YOUR INSTRUCTIONS
All lines of the listing below are to be printed again exactly.

DATA PROVIDED
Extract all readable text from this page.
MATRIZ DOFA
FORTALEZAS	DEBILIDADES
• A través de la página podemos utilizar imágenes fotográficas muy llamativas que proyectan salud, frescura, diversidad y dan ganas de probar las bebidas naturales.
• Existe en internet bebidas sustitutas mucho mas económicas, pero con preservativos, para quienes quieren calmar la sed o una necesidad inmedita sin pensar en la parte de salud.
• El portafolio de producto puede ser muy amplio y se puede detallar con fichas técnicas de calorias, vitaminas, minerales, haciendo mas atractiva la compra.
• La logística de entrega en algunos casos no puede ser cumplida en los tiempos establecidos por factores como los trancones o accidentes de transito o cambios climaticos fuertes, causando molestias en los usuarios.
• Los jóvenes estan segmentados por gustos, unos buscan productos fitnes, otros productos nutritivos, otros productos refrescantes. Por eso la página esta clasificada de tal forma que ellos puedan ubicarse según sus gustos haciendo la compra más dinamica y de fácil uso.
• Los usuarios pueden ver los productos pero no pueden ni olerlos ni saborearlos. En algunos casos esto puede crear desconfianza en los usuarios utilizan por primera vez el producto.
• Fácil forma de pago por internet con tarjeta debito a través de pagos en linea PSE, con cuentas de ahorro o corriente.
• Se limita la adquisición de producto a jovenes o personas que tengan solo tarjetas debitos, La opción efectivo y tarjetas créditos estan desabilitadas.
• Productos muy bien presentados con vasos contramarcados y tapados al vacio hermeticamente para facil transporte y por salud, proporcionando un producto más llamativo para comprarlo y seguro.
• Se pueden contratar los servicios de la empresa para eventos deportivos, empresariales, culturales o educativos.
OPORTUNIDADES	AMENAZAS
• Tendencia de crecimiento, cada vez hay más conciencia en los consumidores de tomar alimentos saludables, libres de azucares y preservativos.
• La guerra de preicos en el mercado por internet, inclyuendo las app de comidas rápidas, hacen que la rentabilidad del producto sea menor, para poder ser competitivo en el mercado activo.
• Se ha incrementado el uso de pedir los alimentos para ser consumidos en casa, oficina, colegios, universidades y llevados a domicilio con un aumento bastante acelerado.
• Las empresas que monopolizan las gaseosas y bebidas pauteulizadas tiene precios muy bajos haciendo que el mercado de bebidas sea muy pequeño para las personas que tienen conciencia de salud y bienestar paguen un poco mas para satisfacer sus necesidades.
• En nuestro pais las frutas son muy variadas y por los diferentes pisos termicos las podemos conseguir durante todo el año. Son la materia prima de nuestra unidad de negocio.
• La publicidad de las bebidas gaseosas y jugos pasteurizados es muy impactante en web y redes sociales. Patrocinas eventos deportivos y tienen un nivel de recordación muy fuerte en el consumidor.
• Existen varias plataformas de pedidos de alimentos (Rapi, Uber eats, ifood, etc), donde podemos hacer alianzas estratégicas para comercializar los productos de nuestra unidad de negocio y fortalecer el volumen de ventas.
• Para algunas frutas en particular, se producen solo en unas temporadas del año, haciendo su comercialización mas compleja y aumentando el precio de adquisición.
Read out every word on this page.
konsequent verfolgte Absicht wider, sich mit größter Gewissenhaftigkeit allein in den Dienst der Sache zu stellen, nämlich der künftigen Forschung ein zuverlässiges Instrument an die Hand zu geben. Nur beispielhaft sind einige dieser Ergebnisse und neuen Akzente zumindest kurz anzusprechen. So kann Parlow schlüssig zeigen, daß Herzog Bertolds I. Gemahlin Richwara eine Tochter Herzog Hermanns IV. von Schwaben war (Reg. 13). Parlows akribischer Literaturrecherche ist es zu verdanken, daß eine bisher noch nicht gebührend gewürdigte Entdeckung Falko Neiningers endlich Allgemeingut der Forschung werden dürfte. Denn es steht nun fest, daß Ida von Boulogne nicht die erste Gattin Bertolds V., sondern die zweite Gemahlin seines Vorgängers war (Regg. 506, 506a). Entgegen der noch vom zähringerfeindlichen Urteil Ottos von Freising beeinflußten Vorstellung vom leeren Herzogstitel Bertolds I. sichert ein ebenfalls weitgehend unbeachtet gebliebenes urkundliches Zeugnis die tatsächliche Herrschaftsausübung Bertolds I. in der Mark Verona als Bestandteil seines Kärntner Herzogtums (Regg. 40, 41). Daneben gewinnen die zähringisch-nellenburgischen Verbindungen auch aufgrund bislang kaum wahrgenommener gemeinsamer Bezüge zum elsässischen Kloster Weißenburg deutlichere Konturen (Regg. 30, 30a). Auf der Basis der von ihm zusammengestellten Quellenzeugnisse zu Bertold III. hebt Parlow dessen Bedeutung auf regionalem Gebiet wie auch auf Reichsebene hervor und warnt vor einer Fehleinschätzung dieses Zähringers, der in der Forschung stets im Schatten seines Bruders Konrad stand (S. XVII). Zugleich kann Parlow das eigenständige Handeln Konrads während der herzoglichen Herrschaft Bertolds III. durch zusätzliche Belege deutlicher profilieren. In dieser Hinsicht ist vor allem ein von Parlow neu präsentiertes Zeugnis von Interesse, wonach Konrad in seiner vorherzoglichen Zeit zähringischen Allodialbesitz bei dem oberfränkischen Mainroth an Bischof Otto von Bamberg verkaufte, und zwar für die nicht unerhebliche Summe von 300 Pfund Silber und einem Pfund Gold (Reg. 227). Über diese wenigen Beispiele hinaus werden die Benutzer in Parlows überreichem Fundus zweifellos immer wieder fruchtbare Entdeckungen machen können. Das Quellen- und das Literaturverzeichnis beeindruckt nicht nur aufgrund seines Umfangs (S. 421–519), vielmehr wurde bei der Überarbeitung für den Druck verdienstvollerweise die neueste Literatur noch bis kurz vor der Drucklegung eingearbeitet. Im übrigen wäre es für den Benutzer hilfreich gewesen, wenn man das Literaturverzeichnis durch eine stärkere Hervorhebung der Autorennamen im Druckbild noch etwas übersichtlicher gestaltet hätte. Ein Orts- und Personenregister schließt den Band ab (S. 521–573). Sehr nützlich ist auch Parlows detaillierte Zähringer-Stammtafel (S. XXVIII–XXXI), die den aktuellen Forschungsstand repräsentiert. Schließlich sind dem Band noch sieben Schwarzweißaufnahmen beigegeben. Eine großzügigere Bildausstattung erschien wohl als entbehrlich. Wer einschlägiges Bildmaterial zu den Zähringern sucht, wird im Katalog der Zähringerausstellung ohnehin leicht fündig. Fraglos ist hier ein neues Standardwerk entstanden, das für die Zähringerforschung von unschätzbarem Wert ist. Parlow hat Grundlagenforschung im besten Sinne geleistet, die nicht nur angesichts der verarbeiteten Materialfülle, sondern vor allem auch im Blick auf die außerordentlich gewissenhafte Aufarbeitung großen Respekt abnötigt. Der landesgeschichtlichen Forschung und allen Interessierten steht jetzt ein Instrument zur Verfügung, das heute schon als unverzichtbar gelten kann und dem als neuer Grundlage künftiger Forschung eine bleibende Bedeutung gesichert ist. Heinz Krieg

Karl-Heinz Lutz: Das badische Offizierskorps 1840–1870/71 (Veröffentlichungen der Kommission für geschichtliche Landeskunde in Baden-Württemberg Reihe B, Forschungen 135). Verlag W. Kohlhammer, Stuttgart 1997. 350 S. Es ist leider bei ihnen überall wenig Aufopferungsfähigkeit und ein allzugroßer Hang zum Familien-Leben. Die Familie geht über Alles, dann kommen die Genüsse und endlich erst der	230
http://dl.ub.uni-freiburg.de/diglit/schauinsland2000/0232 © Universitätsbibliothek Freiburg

EXERCISE RESPONSE
Extract all readable text from this page.
MATRIZ DOFA
FORTALEZAS	DEBILIDADES
• A través de la página podemos utilizar imágenes fotográficas muy llamativas que proyectan salud, frescura, diversidad y dan ganas de probar las bebidas naturales.
• Existe en internet bebidas sustitutas mucho mas económicas, pero con preservativos, para quienes quieren calmar la sed o una necesidad inmedita sin pensar en la parte de salud.
• El portafolio de producto puede ser muy amplio y se puede detallar con fichas técnicas de calorias, vitaminas, minerales, haciendo mas atractiva la compra.
• La logística de entrega en algunos casos no puede ser cumplida en los tiempos establecidos por factores como los trancones o accidentes de transito o cambios climaticos fuertes, causando molestias en los usuarios.
• Los jóvenes estan segmentados por gustos, unos buscan productos fitnes, otros productos nutritivos, otros productos refrescantes. Por eso la página esta clasificada de tal forma que ellos puedan ubicarse según sus gustos haciendo la compra más dinamica y de fácil uso.
• Los usuarios pueden ver los productos pero no pueden ni olerlos ni saborearlos. En algunos casos esto puede crear desconfianza en los usuarios utilizan por primera vez el producto.
• Fácil forma de pago por internet con tarjeta debito a través de pagos en linea PSE, con cuentas de ahorro o corriente.
• Se limita la adquisición de producto a jovenes o personas que tengan solo tarjetas debitos, La opción efectivo y tarjetas créditos estan desabilitadas.
• Productos muy bien presentados con vasos contramarcados y tapados al vacio hermeticamente para facil transporte y por salud, proporcionando un producto más llamativo para comprarlo y seguro.
• Se pueden contratar los servicios de la empresa para eventos deportivos, empresariales, culturales o educativos.
OPORTUNIDADES	AMENAZAS
• Tendencia de crecimiento, cada vez hay más conciencia en los consumidores de tomar alimentos saludables, libres de azucares y preservativos.
• La guerra de preicos en el mercado por internet, inclyuendo las app de comidas rápidas, hacen que la rentabilidad del producto sea menor, para poder ser competitivo en el mercado activo.
• Se ha incrementado el uso de pedir los alimentos para ser consumidos en casa, oficina, colegios, universidades y llevados a domicilio con un aumento bastante acelerado.
• Las empresas que monopolizan las gaseosas y bebidas pauteulizadas tiene precios muy bajos haciendo que el mercado de bebidas sea muy pequeño para las personas que tienen conciencia de salud y bienestar paguen un poco mas para satisfacer sus necesidades.
• En nuestro pais las frutas son muy variadas y por los diferentes pisos termicos las podemos conseguir durante todo el año. Son la materia prima de nuestra unidad de negocio.
• La publicidad de las bebidas gaseosas y jugos pasteurizados es muy impactante en web y redes sociales. Patrocinas eventos deportivos y tienen un nivel de recordación muy fuerte en el consumidor.
• Existen varias plataformas de pedidos de alimentos (Rapi, Uber eats, ifood, etc), donde podemos hacer alianzas estratégicas para comercializar los productos de nuestra unidad de negocio y fortalecer el volumen de ventas.
• Para algunas frutas en particular, se producen solo en unas temporadas del año, haciendo su comercialización mas compleja y aumentando el precio de adquisición.
Read out every word on this page.
konsequent verfolgte Absicht wider, sich mit größter Gewissenhaftigkeit allein in den Dienst der Sache zu stellen, nämlich der künftigen Forschung ein zuverlässiges Instrument an die Hand zu geben. Nur beispielhaft sind einige dieser Ergebnisse und neuen Akzente zumindest kurz anzusprechen. So kann Parlow schlüssig zeigen, daß Herzog Bertolds I. Gemahlin Richwara eine Tochter Herzog Hermanns IV. von Schwaben war (Reg. 13). Parlows akribischer Literaturrecherche ist es zu verdanken, daß eine bisher noch nicht gebührend gewürdigte Entdeckung Falko Neiningers endlich Allgemeingut der Forschung werden dürfte. Denn es steht nun fest, daß Ida von Boulogne nicht die erste Gattin Bertolds V., sondern die zweite Gemahlin seines Vorgängers war (Regg. 506, 506a). Entgegen der noch vom zähringerfeindlichen Urteil Ottos von Freising beeinflußten Vorstellung vom leeren Herzogstitel Bertolds I. sichert ein ebenfalls weitgehend unbeachtet gebliebenes urkundliches Zeugnis die tatsächliche Herrschaftsausübung Bertolds I. in der Mark Verona als Bestandteil seines Kärntner Herzogtums (Regg. 40, 41). Daneben gewinnen die zähringisch-nellenburgischen Verbindungen auch aufgrund bislang kaum wahrgenommener gemeinsamer Bezüge zum elsässischen Kloster Weißenburg deutlichere Konturen (Regg. 30, 30a). Auf der Basis der von ihm zusammengestellten Quellenzeugnisse zu Bertold III. hebt Parlow dessen Bedeutung auf regionalem Gebiet wie auch auf Reichsebene hervor und warnt vor einer Fehleinschätzung dieses Zähringers, der in der Forschung stets im Schatten seines Bruders Konrad stand (S. XVII). Zugleich kann Parlow das eigenständige Handeln Konrads während der herzoglichen Herrschaft Bertolds III. durch zusätzliche Belege deutlicher profilieren. In dieser Hinsicht ist vor allem ein von Parlow neu präsentiertes Zeugnis von Interesse, wonach Konrad in seiner vorherzoglichen Zeit zähringischen Allodialbesitz bei dem oberfränkischen Mainroth an Bischof Otto von Bamberg verkaufte, und zwar für die nicht unerhebliche Summe von 300 Pfund Silber und einem Pfund Gold (Reg. 227). Über diese wenigen Beispiele hinaus werden die Benutzer in Parlows überreichem Fundus zweifellos immer wieder fruchtbare Entdeckungen machen können. Das Quellen- und das Literaturverzeichnis beeindruckt nicht nur aufgrund seines Umfangs (S. 421–519), vielmehr wurde bei der Überarbeitung für den Druck verdienstvollerweise die neueste Literatur noch bis kurz vor der Drucklegung eingearbeitet. Im übrigen wäre es für den Benutzer hilfreich gewesen, wenn man das Literaturverzeichnis durch eine stärkere Hervorhebung der Autorennamen im Druckbild noch etwas übersichtlicher gestaltet hätte. Ein Orts- und Personenregister schließt den Band ab (S. 521–573). Sehr nützlich ist auch Parlows detaillierte Zähringer-Stammtafel (S. XXVIII–XXXI), die den aktuellen Forschungsstand repräsentiert. Schließlich sind dem Band noch sieben Schwarzweißaufnahmen beigegeben. Eine großzügigere Bildausstattung erschien wohl als entbehrlich. Wer einschlägiges Bildmaterial zu den Zähringern sucht, wird im Katalog der Zähringerausstellung ohnehin leicht fündig. Fraglos ist hier ein neues Standardwerk entstanden, das für die Zähringerforschung von unschätzbarem Wert ist. Parlow hat Grundlagenforschung im besten Sinne geleistet, die nicht nur angesichts der verarbeiteten Materialfülle, sondern vor allem auch im Blick auf die außerordentlich gewissenhafte Aufarbeitung großen Respekt abnötigt. Der landesgeschichtlichen Forschung und allen Interessierten steht jetzt ein Instrument zur Verfügung, das heute schon als unverzichtbar gelten kann und dem als neuer Grundlage künftiger Forschung eine bleibende Bedeutung gesichert ist. Heinz Krieg

Karl-Heinz Lutz: Das badische Offizierskorps 1840–1870/71 (Veröffentlichungen der Kommission für geschichtliche Landeskunde in Baden-Württemberg Reihe B, Forschungen 135). Verlag W. Kohlhammer, Stuttgart 1997. 350 S. Es ist leider bei ihnen überall wenig Aufopferungsfähigkeit und ein allzugroßer Hang zum Familien-Leben. Die Familie geht über Alles, dann kommen die Genüsse und endlich erst der	230
http://dl.ub.uni-freiburg.de/diglit/schauinsland2000/0232 © Universitätsbibliothek Freiburg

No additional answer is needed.